- **Saved data entries**:
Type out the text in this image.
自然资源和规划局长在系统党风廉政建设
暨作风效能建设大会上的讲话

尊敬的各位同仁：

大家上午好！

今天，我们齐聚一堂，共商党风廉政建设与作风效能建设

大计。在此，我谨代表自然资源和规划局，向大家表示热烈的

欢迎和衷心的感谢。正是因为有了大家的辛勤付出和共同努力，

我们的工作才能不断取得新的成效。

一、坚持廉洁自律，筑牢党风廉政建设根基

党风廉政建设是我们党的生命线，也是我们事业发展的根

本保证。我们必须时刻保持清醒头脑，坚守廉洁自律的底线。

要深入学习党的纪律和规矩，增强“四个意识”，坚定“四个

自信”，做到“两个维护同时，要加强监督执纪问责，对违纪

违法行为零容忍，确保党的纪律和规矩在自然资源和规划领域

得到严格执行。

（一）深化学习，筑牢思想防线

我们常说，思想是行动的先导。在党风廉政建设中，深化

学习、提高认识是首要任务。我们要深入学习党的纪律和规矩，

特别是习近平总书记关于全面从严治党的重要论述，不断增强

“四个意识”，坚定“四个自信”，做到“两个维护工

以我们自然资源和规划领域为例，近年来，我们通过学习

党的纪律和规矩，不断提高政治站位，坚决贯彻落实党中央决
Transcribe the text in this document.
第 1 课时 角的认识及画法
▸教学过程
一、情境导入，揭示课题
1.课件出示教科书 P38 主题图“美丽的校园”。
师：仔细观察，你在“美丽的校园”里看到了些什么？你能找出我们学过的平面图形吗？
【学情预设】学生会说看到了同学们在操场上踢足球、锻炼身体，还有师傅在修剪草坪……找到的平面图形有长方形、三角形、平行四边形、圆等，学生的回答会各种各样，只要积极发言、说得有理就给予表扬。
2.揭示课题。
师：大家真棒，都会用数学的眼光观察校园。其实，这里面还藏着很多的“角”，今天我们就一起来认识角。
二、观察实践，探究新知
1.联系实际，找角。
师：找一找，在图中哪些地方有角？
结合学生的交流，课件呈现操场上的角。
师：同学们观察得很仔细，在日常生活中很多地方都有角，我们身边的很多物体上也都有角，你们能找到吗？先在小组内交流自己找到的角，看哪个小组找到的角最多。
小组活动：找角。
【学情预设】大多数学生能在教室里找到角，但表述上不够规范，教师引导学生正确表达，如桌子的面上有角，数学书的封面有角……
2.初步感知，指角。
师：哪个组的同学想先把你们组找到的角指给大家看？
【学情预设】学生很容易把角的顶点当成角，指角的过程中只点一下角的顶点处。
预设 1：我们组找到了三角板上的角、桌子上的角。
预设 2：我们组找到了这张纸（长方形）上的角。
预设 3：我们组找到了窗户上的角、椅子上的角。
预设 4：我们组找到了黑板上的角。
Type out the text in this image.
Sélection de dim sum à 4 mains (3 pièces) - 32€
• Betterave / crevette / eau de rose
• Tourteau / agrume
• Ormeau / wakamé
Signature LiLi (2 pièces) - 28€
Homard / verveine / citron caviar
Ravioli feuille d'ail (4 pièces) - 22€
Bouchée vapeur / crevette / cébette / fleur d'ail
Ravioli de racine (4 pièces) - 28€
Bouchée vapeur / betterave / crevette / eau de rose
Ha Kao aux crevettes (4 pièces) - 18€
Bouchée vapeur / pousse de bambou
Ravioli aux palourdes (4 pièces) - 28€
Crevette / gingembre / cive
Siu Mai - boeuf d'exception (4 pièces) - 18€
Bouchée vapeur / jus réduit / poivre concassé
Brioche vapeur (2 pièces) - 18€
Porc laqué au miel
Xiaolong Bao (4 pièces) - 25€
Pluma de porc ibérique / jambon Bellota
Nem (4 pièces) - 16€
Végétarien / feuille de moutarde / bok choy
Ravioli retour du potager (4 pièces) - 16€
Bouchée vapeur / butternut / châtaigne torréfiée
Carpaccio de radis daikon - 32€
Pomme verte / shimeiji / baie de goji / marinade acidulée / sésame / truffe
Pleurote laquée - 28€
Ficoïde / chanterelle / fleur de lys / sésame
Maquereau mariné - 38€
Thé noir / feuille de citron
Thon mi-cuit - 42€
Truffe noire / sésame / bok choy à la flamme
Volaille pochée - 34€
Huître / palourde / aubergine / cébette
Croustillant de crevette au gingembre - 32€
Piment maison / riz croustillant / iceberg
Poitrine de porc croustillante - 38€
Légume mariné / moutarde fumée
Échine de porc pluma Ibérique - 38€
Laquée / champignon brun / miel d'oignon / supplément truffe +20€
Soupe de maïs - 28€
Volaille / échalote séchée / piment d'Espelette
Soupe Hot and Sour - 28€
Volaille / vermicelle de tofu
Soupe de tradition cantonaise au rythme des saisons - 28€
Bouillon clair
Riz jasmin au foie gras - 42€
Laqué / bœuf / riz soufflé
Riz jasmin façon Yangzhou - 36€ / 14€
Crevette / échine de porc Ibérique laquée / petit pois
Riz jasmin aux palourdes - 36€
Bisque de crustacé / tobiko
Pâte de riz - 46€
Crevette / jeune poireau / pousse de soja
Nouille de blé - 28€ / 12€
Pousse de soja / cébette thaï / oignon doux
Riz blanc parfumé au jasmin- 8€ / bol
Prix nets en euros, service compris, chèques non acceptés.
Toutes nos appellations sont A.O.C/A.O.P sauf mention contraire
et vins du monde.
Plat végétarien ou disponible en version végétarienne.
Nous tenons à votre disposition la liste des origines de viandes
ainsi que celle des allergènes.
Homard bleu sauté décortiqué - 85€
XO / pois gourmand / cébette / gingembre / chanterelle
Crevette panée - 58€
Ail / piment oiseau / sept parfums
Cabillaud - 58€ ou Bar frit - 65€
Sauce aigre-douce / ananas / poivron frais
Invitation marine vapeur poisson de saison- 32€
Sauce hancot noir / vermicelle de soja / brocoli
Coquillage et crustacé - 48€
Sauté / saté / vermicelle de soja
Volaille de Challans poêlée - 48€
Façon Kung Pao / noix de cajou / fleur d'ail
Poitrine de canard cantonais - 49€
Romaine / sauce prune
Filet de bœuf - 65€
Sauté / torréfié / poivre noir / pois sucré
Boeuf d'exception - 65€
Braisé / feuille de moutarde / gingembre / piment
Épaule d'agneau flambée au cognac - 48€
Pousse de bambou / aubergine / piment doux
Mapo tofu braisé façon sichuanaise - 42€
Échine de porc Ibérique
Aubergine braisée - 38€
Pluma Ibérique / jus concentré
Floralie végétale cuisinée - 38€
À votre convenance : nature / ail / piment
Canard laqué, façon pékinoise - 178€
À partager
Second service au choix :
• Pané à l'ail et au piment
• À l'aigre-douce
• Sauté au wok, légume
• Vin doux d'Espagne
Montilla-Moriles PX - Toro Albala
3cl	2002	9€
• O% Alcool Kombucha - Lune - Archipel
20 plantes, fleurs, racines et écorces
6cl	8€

- **Problem to solve**: Here, the records must be output exactly and in full.

- **Response to this exercise**:
Type out the text in this image.
自然资源和规划局长在系统党风廉政建设
暨作风效能建设大会上的讲话

尊敬的各位同仁：

大家上午好！

今天，我们齐聚一堂，共商党风廉政建设与作风效能建设

大计。在此，我谨代表自然资源和规划局，向大家表示热烈的

欢迎和衷心的感谢。正是因为有了大家的辛勤付出和共同努力，

我们的工作才能不断取得新的成效。

一、坚持廉洁自律，筑牢党风廉政建设根基

党风廉政建设是我们党的生命线，也是我们事业发展的根

本保证。我们必须时刻保持清醒头脑，坚守廉洁自律的底线。

要深入学习党的纪律和规矩，增强“四个意识”，坚定“四个

自信”，做到“两个维护同时，要加强监督执纪问责，对违纪

违法行为零容忍，确保党的纪律和规矩在自然资源和规划领域

得到严格执行。

（一）深化学习，筑牢思想防线

我们常说，思想是行动的先导。在党风廉政建设中，深化

学习、提高认识是首要任务。我们要深入学习党的纪律和规矩，

特别是习近平总书记关于全面从严治党的重要论述，不断增强

“四个意识”，坚定“四个自信”，做到“两个维护工

以我们自然资源和规划领域为例，近年来，我们通过学习

党的纪律和规矩，不断提高政治站位，坚决贯彻落实党中央决
Transcribe the text in this document.
第 1 课时 角的认识及画法
▸教学过程
一、情境导入，揭示课题
1.课件出示教科书 P38 主题图“美丽的校园”。
师：仔细观察，你在“美丽的校园”里看到了些什么？你能找出我们学过的平面图形吗？
【学情预设】学生会说看到了同学们在操场上踢足球、锻炼身体，还有师傅在修剪草坪……找到的平面图形有长方形、三角形、平行四边形、圆等，学生的回答会各种各样，只要积极发言、说得有理就给予表扬。
2.揭示课题。
师：大家真棒，都会用数学的眼光观察校园。其实，这里面还藏着很多的“角”，今天我们就一起来认识角。
二、观察实践，探究新知
1.联系实际，找角。
师：找一找，在图中哪些地方有角？
结合学生的交流，课件呈现操场上的角。
师：同学们观察得很仔细，在日常生活中很多地方都有角，我们身边的很多物体上也都有角，你们能找到吗？先在小组内交流自己找到的角，看哪个小组找到的角最多。
小组活动：找角。
【学情预设】大多数学生能在教室里找到角，但表述上不够规范，教师引导学生正确表达，如桌子的面上有角，数学书的封面有角……
2.初步感知，指角。
师：哪个组的同学想先把你们组找到的角指给大家看？
【学情预设】学生很容易把角的顶点当成角，指角的过程中只点一下角的顶点处。
预设 1：我们组找到了三角板上的角、桌子上的角。
预设 2：我们组找到了这张纸（长方形）上的角。
预设 3：我们组找到了窗户上的角、椅子上的角。
预设 4：我们组找到了黑板上的角。
Type out the text in this image.
Sélection de dim sum à 4 mains (3 pièces) - 32€
• Betterave / crevette / eau de rose
• Tourteau / agrume
• Ormeau / wakamé
Signature LiLi (2 pièces) - 28€
Homard / verveine / citron caviar
Ravioli feuille d'ail (4 pièces) - 22€
Bouchée vapeur / crevette / cébette / fleur d'ail
Ravioli de racine (4 pièces) - 28€
Bouchée vapeur / betterave / crevette / eau de rose
Ha Kao aux crevettes (4 pièces) - 18€
Bouchée vapeur / pousse de bambou
Ravioli aux palourdes (4 pièces) - 28€
Crevette / gingembre / cive
Siu Mai - boeuf d'exception (4 pièces) - 18€
Bouchée vapeur / jus réduit / poivre concassé
Brioche vapeur (2 pièces) - 18€
Porc laqué au miel
Xiaolong Bao (4 pièces) - 25€
Pluma de porc ibérique / jambon Bellota
Nem (4 pièces) - 16€
Végétarien / feuille de moutarde / bok choy
Ravioli retour du potager (4 pièces) - 16€
Bouchée vapeur / butternut / châtaigne torréfiée
Carpaccio de radis daikon - 32€
Pomme verte / shimeiji / baie de goji / marinade acidulée / sésame / truffe
Pleurote laquée - 28€
Ficoïde / chanterelle / fleur de lys / sésame
Maquereau mariné - 38€
Thé noir / feuille de citron
Thon mi-cuit - 42€
Truffe noire / sésame / bok choy à la flamme
Volaille pochée - 34€
Huître / palourde / aubergine / cébette
Croustillant de crevette au gingembre - 32€
Piment maison / riz croustillant / iceberg
Poitrine de porc croustillante - 38€
Légume mariné / moutarde fumée
Échine de porc pluma Ibérique - 38€
Laquée / champignon brun / miel d'oignon / supplément truffe +20€
Soupe de maïs - 28€
Volaille / échalote séchée / piment d'Espelette
Soupe Hot and Sour - 28€
Volaille / vermicelle de tofu
Soupe de tradition cantonaise au rythme des saisons - 28€
Bouillon clair
Riz jasmin au foie gras - 42€
Laqué / bœuf / riz soufflé
Riz jasmin façon Yangzhou - 36€ / 14€
Crevette / échine de porc Ibérique laquée / petit pois
Riz jasmin aux palourdes - 36€
Bisque de crustacé / tobiko
Pâte de riz - 46€
Crevette / jeune poireau / pousse de soja
Nouille de blé - 28€ / 12€
Pousse de soja / cébette thaï / oignon doux
Riz blanc parfumé au jasmin- 8€ / bol
Prix nets en euros, service compris, chèques non acceptés.
Toutes nos appellations sont A.O.C/A.O.P sauf mention contraire
et vins du monde.
Plat végétarien ou disponible en version végétarienne.
Nous tenons à votre disposition la liste des origines de viandes
ainsi que celle des allergènes.
Homard bleu sauté décortiqué - 85€
XO / pois gourmand / cébette / gingembre / chanterelle
Crevette panée - 58€
Ail / piment oiseau / sept parfums
Cabillaud - 58€ ou Bar frit - 65€
Sauce aigre-douce / ananas / poivron frais
Invitation marine vapeur poisson de saison- 32€
Sauce hancot noir / vermicelle de soja / brocoli
Coquillage et crustacé - 48€
Sauté / saté / vermicelle de soja
Volaille de Challans poêlée - 48€
Façon Kung Pao / noix de cajou / fleur d'ail
Poitrine de canard cantonais - 49€
Romaine / sauce prune
Filet de bœuf - 65€
Sauté / torréfié / poivre noir / pois sucré
Boeuf d'exception - 65€
Braisé / feuille de moutarde / gingembre / piment
Épaule d'agneau flambée au cognac - 48€
Pousse de bambou / aubergine / piment doux
Mapo tofu braisé façon sichuanaise - 42€
Échine de porc Ibérique
Aubergine braisée - 38€
Pluma Ibérique / jus concentré
Floralie végétale cuisinée - 38€
À votre convenance : nature / ail / piment
Canard laqué, façon pékinoise - 178€
À partager
Second service au choix :
• Pané à l'ail et au piment
• À l'aigre-douce
• Sauté au wok, légume
• Vin doux d'Espagne
Montilla-Moriles PX - Toro Albala
3cl	2002	9€
• O% Alcool Kombucha - Lune - Archipel
20 plantes, fleurs, racines et écorces
6cl	8€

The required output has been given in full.